#### Aim of the exercise
Below are some entries. Copy each line that holds the string "color".

#### Raw data
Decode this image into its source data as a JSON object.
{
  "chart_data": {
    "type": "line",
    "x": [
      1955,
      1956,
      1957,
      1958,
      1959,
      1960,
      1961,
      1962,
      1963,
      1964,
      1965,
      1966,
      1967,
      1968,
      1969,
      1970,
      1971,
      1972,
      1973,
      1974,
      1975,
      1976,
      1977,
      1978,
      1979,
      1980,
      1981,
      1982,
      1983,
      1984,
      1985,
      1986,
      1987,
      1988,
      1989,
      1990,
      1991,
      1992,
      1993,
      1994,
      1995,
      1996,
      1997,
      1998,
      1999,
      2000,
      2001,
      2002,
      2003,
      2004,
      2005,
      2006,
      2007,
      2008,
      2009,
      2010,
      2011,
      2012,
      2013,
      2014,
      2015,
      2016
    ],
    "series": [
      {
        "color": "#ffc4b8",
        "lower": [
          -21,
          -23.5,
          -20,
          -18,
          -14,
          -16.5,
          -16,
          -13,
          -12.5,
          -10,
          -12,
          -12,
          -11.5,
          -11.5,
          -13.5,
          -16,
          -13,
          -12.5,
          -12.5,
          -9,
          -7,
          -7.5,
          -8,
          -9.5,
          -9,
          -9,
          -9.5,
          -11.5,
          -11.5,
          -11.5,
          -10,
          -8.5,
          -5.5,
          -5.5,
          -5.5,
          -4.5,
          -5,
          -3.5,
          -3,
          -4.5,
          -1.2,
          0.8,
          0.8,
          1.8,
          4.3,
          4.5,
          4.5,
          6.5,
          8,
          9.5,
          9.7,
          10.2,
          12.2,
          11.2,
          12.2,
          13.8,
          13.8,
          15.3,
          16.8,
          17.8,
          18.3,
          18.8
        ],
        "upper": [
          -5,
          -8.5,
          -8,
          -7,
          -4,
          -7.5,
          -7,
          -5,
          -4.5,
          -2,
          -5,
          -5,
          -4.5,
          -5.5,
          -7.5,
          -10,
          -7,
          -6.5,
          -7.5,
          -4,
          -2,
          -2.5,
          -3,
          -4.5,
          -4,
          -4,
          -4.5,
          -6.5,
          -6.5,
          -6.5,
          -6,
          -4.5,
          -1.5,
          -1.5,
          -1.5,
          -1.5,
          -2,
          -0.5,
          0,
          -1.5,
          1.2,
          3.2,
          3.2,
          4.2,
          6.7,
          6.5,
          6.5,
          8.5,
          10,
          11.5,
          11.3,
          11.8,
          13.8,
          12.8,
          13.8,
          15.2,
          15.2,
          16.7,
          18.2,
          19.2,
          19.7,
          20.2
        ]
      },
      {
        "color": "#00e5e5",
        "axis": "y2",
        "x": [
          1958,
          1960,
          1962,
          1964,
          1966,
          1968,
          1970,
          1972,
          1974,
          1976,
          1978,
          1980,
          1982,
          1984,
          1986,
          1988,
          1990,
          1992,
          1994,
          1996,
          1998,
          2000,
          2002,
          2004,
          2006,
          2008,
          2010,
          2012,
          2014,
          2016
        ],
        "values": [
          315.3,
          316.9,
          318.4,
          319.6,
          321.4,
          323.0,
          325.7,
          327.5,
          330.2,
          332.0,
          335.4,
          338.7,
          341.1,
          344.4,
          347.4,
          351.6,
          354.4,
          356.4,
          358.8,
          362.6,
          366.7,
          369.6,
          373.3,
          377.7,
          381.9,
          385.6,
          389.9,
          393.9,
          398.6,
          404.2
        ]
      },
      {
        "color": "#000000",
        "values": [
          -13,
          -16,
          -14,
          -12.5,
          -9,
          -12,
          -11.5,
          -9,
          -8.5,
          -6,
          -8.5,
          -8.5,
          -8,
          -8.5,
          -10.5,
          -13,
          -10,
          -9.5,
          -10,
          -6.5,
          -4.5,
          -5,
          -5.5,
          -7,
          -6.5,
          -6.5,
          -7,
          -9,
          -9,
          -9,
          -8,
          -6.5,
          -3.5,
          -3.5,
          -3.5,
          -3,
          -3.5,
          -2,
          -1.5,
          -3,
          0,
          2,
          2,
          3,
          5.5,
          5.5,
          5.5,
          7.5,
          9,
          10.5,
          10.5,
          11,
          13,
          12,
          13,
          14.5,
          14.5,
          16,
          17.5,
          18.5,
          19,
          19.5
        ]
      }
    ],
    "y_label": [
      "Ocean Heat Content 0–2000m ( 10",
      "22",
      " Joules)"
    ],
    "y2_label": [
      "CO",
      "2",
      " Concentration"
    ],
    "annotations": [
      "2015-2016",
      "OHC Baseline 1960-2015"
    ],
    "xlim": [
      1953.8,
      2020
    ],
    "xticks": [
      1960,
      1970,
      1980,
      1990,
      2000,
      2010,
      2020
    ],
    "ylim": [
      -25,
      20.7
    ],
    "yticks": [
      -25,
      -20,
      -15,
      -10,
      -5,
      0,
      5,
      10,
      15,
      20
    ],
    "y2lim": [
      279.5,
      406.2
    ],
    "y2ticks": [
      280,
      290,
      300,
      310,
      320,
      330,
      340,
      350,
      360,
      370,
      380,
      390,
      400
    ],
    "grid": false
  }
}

#### Solution for this task
        "color": "#ffc4b8",
        "color": "#00e5e5",
        "color": "#000000",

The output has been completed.